**文書の一節**
変容論的アプローチによる銀行間関係の基礎概念
銀行間組織は水平的組織と垂直的組織がありうるといわれる。ここで想定されるのは垂直的組織とは銀行の銀行としての中央銀行が存在する場合であり、水平的組織は中央銀行が存在しない場合である。
原理論の理論史的展開から
もともとは中央銀行の存在は前提として原理論は組み立てられていたが、ある時期から原理的には中央銀行は必然ではないといわれるようになった。その経緯について詳しくないが、1970年代のインフレーションの中で、1970年代後半から1980年代にかけてのフリーバンキングの理論と研究の発展が影響したのかもしれない。そうした研究にはハイエクのDenationalisation of Money, 1976、Lawrence H. WhiteのFree Banking in Britain: Theory, Experience, and Debate, 1800–1845などがある。岩田2013『世界資本主義の景気循環』でも考察した。
変容論から
小幡『経済原論』でも銀行間の関係が開口部となって水平的組織と垂直的組織に分岐、つまり変容するように見える。変容とは歴史的変化のことではなく、原理的に抽象的な存在から、より具体的には複数の形に分岐することを変容という。分岐点を開口部という。詳しくは岩田2022『「変容論的アプローチ」の適用』参照。

**指示文 a**
銀行間関係の基礎概念を扱った本文について、次の問いに答えよ。
(i) 本文でいう垂直的組織とは、どのような場合のことか。
(ii) 1970年代後半から1980年代にかけて発展したのは、何の理論と研究か。
(iii) 分岐点は何と呼ばれるか。
本文と記録は、それぞれ別の出典から取られている。

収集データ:
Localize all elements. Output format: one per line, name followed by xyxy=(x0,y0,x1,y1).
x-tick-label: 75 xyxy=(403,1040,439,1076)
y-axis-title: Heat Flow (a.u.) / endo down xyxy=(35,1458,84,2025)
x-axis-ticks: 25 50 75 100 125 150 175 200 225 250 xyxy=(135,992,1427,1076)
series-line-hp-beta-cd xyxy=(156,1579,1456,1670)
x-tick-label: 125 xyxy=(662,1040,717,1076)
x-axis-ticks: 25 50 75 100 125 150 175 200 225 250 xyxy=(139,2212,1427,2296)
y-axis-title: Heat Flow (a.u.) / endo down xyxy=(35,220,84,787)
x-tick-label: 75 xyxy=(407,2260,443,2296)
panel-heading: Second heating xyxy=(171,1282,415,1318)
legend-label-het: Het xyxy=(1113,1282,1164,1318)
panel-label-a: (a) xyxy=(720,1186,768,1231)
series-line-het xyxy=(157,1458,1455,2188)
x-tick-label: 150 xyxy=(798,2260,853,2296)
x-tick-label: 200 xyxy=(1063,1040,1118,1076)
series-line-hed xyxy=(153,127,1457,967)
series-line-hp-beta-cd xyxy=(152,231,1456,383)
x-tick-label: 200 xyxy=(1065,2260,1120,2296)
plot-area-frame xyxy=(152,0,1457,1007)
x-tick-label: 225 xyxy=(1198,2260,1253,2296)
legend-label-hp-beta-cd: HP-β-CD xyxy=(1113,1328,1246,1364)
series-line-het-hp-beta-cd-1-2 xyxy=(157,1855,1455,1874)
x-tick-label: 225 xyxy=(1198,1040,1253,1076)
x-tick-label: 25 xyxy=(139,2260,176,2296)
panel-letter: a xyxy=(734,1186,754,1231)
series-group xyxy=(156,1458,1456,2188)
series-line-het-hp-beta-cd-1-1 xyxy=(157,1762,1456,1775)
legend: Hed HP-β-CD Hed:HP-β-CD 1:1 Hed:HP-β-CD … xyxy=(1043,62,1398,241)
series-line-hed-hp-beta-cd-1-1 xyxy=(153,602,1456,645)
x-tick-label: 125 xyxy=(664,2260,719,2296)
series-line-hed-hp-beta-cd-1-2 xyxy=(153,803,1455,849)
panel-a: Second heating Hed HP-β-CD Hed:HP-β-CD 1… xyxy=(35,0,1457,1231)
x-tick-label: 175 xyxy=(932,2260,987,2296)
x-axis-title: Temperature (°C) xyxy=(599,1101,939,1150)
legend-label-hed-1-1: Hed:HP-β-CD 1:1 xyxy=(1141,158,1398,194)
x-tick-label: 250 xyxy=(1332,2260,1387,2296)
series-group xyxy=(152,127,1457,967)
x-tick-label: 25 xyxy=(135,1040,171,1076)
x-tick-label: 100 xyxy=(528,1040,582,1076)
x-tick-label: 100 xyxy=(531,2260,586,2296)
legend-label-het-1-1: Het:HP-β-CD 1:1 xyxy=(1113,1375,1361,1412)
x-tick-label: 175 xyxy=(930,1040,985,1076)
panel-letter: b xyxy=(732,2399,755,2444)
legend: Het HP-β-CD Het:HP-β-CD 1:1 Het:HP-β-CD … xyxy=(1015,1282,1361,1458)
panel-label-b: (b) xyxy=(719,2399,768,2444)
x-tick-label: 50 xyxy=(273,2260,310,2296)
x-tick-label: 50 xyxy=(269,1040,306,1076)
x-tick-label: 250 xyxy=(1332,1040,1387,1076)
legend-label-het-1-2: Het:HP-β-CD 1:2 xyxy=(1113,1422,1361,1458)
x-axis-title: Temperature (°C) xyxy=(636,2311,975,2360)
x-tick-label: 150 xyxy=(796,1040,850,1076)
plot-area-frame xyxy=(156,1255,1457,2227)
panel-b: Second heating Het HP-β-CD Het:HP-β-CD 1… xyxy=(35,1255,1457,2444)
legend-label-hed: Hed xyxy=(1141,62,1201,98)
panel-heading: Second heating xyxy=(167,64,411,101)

**指示文 b**
記録の冒頭の行から「225 250 xyxy=(139,2212,1427,2296)」を含む行までを、両端の行も含めて一字も変えずに書き写せ。

**解答例 a**
(i) 銀行の銀行としての中央銀行が存在する場合である。
(ii) フリーバンキングの理論と研究である。
(iii) 開口部と呼ばれる。

**解答例 b**
Localize all elements. Output format: one per line, name followed by xyxy=(x0,y0,x1,y1).
x-tick-label: 75 xyxy=(403,1040,439,1076)
y-axis-title: Heat Flow (a.u.) / endo down xyxy=(35,1458,84,2025)
x-axis-ticks: 25 50 75 100 125 150 175 200 225 250 xyxy=(135,992,1427,1076)
series-line-hp-beta-cd xyxy=(156,1579,1456,1670)
x-tick-label: 125 xyxy=(662,1040,717,1076)
x-axis-ticks: 25 50 75 100 125 150 175 200 225 250 xyxy=(139,2212,1427,2296)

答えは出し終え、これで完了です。